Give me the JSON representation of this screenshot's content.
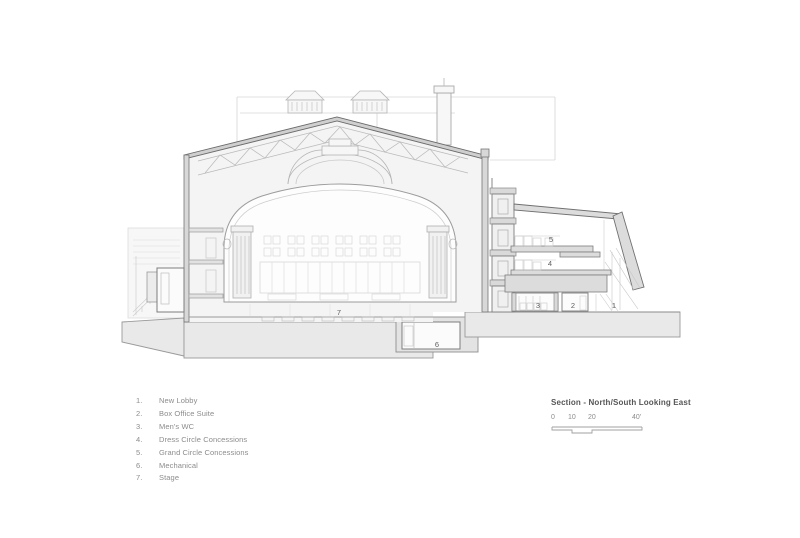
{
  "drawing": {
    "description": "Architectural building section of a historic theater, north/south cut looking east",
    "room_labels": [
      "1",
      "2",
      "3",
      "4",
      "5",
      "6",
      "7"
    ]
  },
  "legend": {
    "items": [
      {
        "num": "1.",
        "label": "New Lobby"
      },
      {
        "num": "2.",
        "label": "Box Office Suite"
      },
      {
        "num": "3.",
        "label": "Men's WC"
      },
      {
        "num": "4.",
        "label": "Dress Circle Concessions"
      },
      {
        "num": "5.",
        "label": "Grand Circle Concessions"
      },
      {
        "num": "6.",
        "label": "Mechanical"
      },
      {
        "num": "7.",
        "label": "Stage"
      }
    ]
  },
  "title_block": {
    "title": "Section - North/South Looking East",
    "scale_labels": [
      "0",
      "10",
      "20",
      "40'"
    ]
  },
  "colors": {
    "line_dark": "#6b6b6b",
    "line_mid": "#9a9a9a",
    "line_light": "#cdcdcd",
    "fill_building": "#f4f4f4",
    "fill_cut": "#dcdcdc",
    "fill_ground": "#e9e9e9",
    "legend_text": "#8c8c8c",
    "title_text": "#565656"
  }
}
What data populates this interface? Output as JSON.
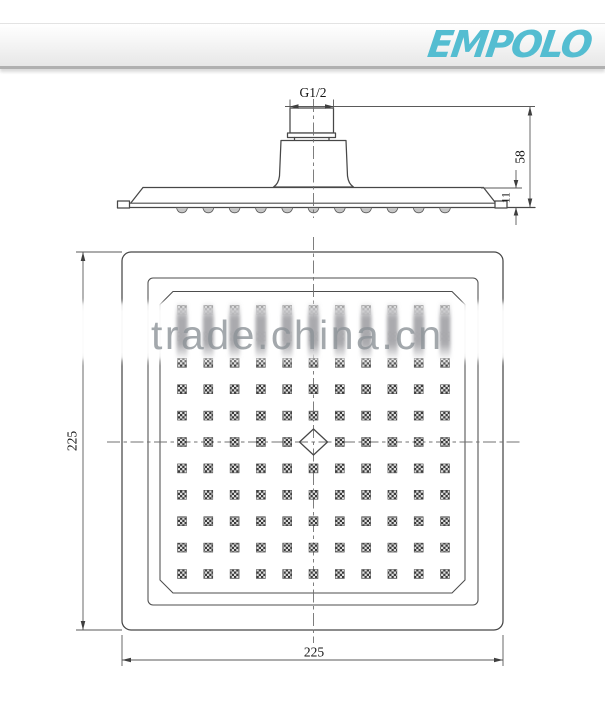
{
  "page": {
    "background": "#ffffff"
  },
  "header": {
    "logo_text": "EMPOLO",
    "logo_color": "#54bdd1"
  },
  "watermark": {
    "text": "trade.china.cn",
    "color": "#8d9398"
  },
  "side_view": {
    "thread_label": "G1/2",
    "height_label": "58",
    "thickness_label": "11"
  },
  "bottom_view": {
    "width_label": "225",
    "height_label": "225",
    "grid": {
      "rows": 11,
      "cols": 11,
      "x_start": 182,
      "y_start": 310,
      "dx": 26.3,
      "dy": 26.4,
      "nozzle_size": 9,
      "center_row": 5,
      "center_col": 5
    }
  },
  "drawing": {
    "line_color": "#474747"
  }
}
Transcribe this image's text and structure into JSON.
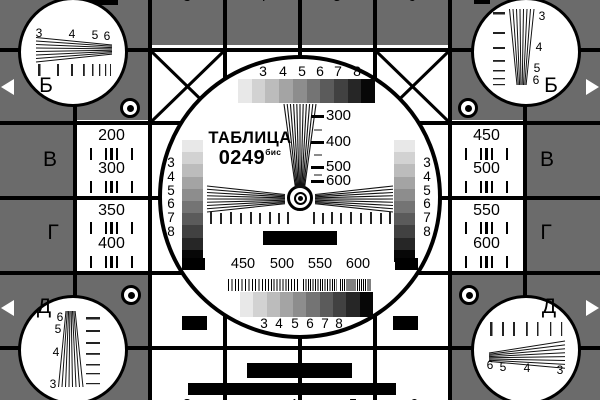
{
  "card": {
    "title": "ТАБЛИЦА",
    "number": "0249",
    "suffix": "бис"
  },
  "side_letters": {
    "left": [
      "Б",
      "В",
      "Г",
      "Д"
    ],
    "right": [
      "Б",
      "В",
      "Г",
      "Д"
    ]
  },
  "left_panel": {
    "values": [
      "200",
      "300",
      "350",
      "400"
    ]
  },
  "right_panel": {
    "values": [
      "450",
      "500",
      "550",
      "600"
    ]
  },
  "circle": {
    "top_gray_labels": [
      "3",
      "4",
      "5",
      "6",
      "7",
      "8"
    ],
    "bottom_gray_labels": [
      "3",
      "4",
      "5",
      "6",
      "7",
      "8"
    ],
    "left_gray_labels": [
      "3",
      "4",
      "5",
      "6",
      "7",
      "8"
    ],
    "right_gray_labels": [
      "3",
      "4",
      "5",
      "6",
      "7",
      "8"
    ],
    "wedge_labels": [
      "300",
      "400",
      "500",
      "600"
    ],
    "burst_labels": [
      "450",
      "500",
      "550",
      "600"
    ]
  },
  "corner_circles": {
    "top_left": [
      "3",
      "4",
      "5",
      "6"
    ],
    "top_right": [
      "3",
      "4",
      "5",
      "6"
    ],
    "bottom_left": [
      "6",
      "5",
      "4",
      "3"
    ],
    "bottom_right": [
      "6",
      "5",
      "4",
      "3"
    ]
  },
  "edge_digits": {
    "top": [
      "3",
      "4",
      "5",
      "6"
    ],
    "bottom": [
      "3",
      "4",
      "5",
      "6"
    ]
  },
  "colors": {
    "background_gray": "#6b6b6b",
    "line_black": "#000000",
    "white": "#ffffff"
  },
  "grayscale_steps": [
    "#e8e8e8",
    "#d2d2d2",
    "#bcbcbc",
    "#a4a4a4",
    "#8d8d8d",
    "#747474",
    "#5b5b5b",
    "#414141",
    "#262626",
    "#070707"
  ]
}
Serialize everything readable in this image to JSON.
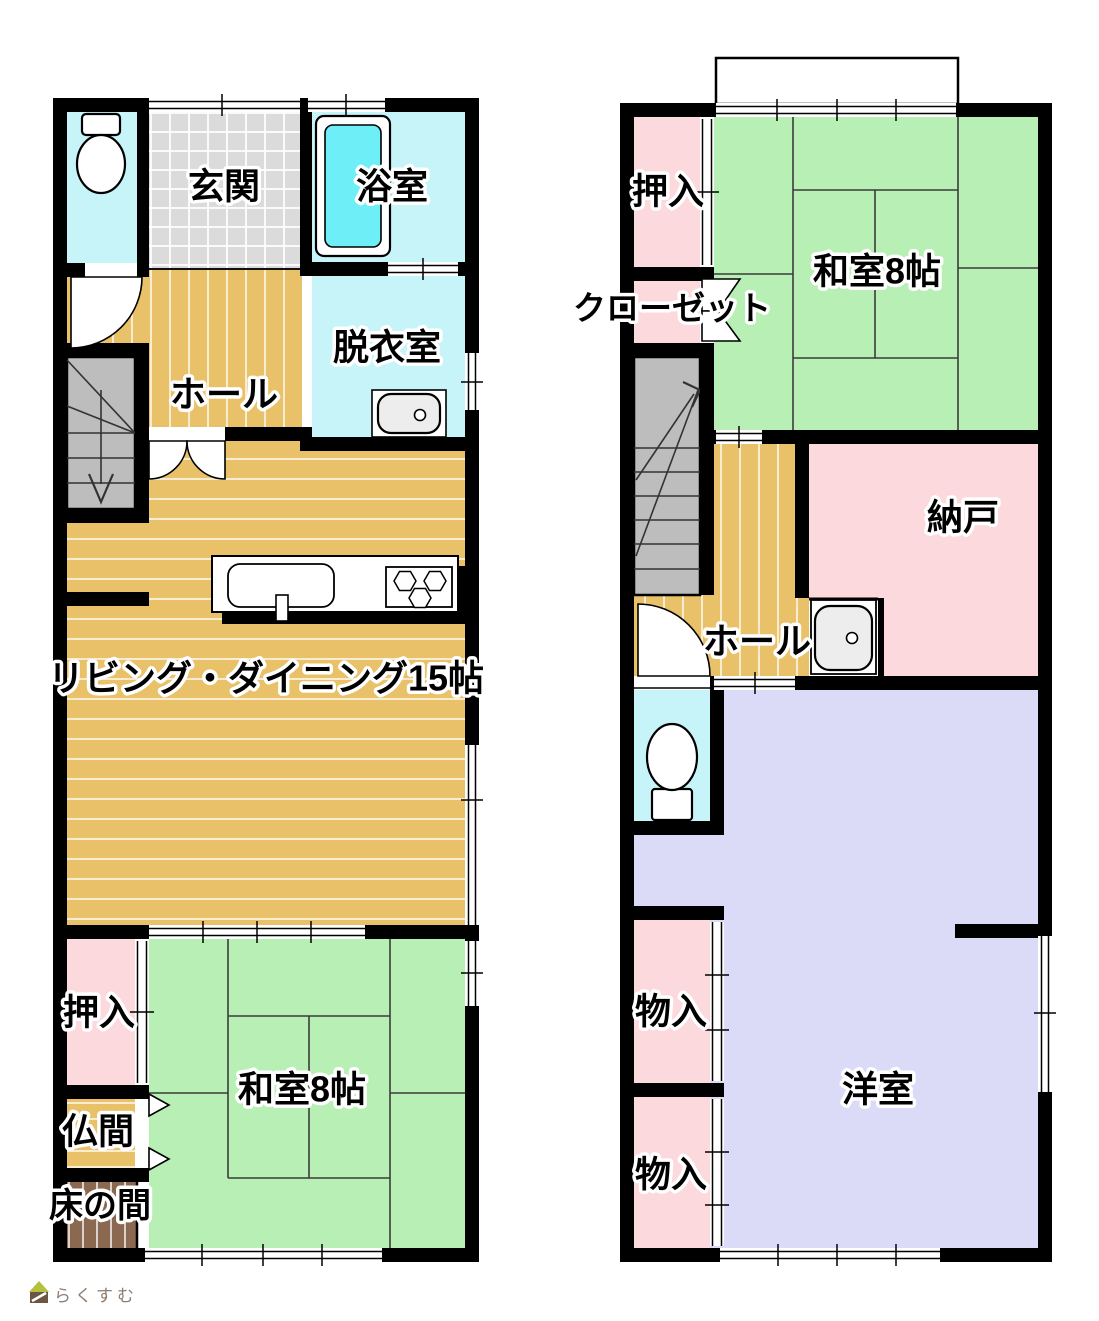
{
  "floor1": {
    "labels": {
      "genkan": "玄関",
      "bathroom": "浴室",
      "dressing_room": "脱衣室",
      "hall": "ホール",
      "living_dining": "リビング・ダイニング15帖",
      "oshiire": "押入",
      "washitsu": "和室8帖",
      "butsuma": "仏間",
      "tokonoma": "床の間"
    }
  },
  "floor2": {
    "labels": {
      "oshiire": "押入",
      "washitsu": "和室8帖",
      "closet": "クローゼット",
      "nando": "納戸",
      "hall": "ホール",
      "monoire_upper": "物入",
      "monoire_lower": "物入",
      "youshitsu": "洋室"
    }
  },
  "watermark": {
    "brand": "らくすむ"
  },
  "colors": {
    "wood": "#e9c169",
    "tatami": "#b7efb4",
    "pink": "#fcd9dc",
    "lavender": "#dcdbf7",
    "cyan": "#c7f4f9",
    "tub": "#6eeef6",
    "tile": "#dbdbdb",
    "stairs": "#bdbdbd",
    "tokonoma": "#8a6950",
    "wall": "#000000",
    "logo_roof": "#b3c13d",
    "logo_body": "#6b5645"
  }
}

Written request:
Gather from the records above every line containing the string "this".

Reply to the exercise:
Give me the JSON representation of this screenshot's content.
What data populates this interface? Output as JSON.
Transcribe this image's text and structure into JSON.
Serialize everything readable in this image to JSON.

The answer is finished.